Return the lines below that carry the word "first".

○ ○ ○

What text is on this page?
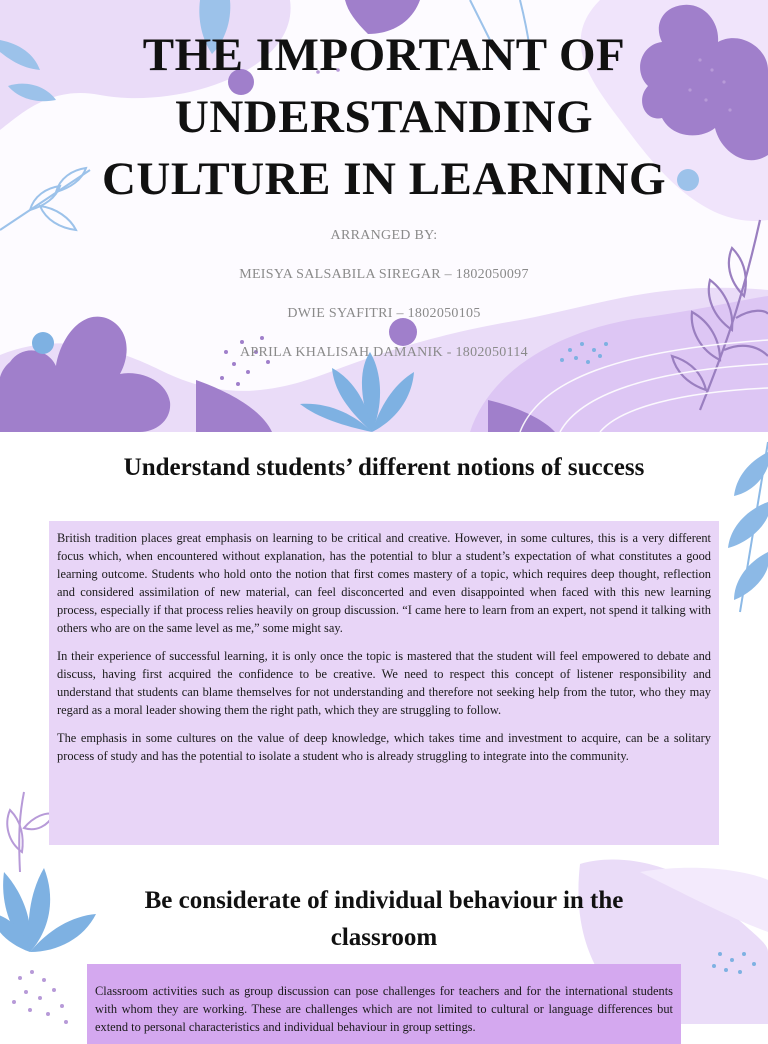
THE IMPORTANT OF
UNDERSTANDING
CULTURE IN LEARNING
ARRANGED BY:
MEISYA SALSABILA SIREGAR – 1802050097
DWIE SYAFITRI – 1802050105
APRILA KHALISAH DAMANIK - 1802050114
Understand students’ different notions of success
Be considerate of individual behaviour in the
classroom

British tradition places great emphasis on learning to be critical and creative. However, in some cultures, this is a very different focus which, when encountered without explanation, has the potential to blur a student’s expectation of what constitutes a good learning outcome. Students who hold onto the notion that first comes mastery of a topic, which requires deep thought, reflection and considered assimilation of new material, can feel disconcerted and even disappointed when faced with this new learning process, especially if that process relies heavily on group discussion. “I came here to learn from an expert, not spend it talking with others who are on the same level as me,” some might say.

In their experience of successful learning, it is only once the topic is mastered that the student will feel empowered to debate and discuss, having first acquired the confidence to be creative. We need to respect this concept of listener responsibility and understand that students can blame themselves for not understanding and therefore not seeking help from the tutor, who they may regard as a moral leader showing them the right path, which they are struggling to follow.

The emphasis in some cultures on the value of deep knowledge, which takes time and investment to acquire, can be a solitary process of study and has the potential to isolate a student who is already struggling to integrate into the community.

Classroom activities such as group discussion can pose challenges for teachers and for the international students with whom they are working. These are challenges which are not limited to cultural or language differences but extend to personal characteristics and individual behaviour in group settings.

○ ○ ○

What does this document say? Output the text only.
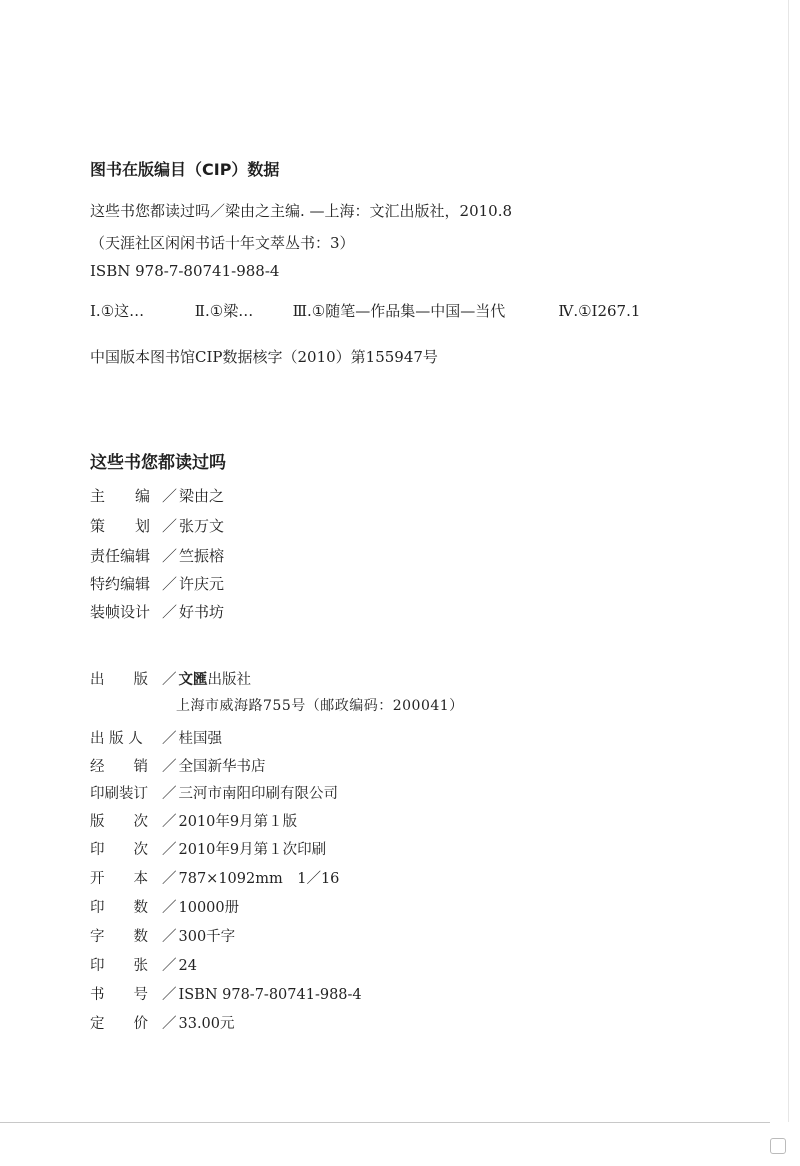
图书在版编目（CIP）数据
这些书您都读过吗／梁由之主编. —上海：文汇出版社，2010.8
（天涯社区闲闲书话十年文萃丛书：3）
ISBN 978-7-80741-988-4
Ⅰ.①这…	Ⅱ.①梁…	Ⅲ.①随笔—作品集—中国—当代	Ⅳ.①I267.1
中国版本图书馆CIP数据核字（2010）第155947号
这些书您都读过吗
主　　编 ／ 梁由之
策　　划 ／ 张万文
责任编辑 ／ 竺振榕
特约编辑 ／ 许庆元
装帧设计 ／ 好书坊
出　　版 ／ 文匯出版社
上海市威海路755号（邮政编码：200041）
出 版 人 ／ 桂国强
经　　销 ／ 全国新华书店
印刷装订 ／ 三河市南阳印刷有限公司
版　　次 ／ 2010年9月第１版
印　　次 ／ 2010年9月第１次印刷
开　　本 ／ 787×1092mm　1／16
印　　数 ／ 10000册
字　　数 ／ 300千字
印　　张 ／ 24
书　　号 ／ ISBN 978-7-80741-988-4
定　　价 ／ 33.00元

○ ○ ○

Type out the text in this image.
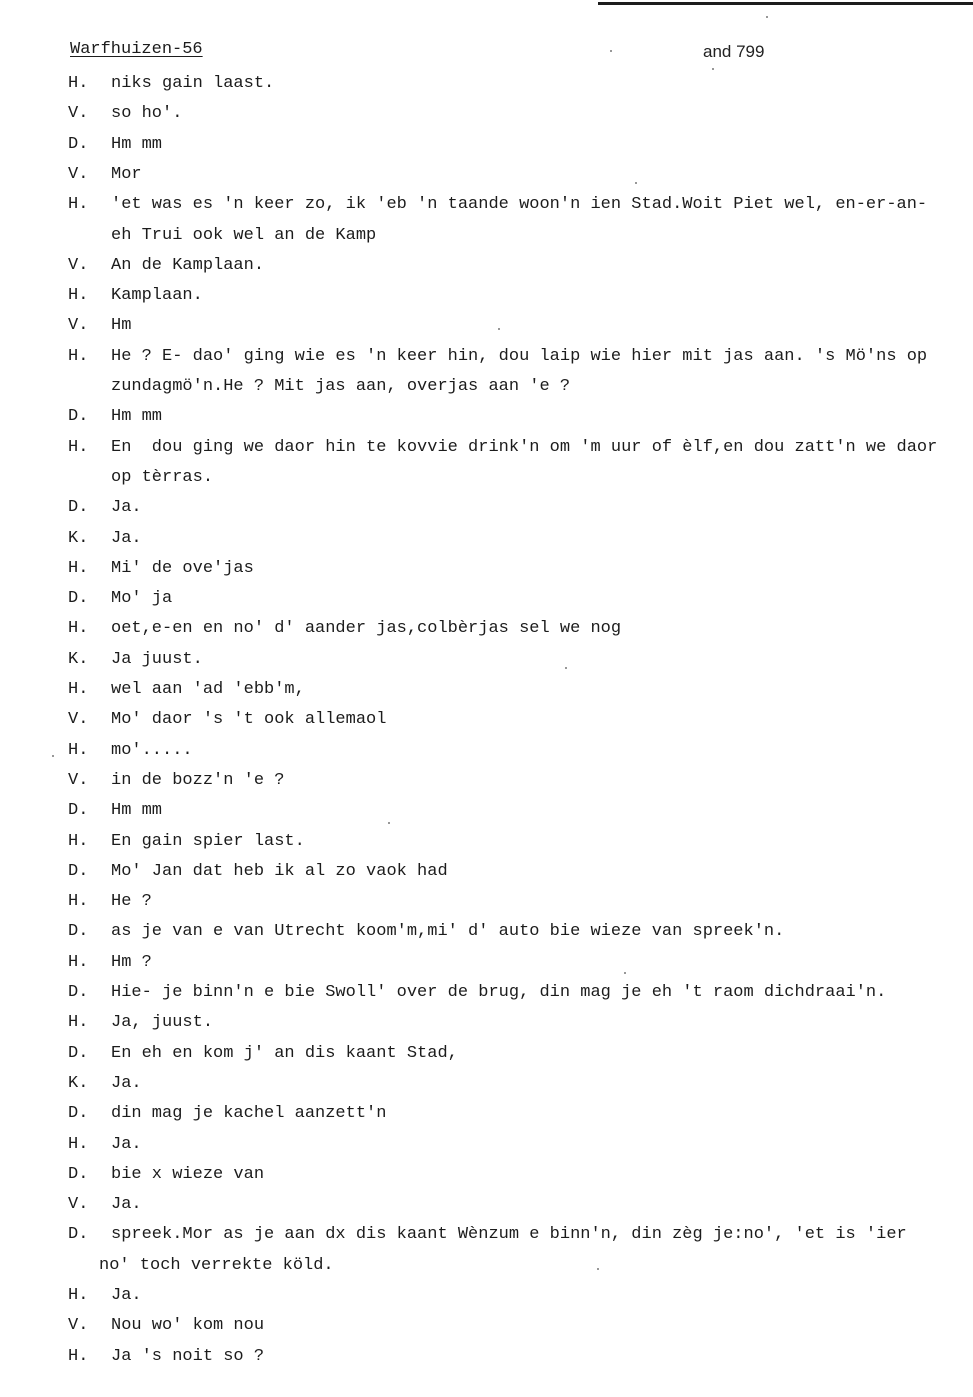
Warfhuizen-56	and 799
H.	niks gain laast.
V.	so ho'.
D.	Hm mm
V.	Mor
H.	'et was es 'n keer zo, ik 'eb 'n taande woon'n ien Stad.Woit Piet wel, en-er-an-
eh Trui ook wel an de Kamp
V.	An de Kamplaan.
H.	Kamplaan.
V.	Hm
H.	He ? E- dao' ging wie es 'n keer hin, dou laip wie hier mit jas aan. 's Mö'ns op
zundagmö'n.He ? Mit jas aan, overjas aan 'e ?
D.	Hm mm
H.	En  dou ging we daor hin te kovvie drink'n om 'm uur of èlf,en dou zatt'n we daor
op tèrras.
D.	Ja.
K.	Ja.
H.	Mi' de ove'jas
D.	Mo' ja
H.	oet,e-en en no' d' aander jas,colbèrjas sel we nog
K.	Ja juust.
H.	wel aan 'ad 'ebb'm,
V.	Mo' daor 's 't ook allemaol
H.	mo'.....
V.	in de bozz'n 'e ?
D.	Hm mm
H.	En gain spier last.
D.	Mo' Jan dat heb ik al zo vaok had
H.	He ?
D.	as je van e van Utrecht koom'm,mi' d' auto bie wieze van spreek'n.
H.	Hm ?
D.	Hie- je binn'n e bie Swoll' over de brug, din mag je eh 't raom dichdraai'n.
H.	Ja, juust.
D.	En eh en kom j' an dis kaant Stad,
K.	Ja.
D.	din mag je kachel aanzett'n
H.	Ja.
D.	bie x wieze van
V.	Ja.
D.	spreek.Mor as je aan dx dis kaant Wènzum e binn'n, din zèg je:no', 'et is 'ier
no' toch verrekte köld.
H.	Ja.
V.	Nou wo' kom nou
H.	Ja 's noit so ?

○ ○ ○

Correct answer
British tradition places great emphasis on learning to be critical and creative. However, in some cultures, this is a very different focus which, when encountered without explanation, has the potential to blur a student’s expectation of what constitutes a good learning outcome. Students who hold onto the notion that first comes mastery of a topic, which requires deep thought, reflection and considered assimilation of new material, can feel disconcerted and even disappointed when faced with this new learning process, especially if that process relies heavily on group discussion. “I came here to learn from an expert, not spend it talking with others who are on the same level as me,” some might say.
In their experience of successful learning, it is only once the topic is mastered that the student will feel empowered to debate and discuss, having first acquired the confidence to be creative. We need to respect this concept of listener responsibility and understand that students can blame themselves for not understanding and therefore not seeking help from the tutor, who they may regard as a moral leader showing them the right path, which they are struggling to follow.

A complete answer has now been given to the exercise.